Source excerpt:
On Wednesday evening, President Barack Obama will give the State of the Union address. News analysts expect a return to populist themes from Obama’s presidential campaign, but can’t agree whether this throwback is a fresh start for the administration or part of the same old political machine.

On MSNBC’s Daily Rundown, political analysts from the New York Times and Washington Post differed on some points of Obama’s upcoming speech but both agreed that it would a difficult experience for the President.

“I think he’s going to have to say ‘we need to work on the state of our union’, much in the way you’re describing. Now he did give that big healthcare speech last August that had the effect of getting people excited again; actually turning around the momentum. Maybe he’ll be able to do that again on healthcare, but he’s got to do it on healthcare, jobs, the deficit, the morale of the country, changing Washington.”

On Fox News, George W. Bush’s former White House Chief of Staff Andy Card says that Obama won’t say anything new.

Task details: In the State of the Union excerpt, on which program did analysts from the New York Times and Washington Post discuss the upcoming speech?

Provided material:
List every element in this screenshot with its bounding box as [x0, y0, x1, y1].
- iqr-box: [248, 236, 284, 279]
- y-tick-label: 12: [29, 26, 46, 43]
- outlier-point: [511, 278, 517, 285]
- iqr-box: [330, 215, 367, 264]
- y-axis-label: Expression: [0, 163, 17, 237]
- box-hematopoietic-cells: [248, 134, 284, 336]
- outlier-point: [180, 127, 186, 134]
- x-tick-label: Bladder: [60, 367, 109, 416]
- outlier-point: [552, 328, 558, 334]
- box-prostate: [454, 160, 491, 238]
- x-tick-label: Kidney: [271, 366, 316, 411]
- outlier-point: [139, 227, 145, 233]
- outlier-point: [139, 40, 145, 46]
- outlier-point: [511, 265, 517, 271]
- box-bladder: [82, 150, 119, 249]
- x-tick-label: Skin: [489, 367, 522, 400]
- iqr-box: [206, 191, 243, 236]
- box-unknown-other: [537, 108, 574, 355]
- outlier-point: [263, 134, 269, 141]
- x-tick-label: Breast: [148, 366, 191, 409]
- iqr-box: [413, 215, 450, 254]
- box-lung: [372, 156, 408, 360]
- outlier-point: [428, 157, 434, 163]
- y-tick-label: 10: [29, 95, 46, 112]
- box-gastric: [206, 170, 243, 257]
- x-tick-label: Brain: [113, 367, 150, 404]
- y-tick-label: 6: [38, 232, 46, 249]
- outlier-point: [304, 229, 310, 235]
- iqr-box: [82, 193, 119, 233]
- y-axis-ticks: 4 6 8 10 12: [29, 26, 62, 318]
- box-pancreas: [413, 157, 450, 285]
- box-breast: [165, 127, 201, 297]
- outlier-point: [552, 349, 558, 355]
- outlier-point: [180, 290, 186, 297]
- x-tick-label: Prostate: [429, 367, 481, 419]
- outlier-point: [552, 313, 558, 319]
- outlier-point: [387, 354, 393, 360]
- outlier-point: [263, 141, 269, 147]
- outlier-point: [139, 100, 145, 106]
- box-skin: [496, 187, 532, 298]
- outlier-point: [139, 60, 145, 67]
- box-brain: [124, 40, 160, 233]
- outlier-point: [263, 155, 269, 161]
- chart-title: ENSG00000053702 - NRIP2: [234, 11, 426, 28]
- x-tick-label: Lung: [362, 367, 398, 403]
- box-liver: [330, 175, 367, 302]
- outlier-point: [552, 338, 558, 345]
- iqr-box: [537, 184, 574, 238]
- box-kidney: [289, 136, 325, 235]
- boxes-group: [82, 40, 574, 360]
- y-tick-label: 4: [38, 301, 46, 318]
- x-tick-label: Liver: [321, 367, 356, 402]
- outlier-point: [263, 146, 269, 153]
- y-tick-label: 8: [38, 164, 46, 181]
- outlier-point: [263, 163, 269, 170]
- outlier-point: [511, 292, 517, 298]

Result of this task: MSNBC's Daily Rundown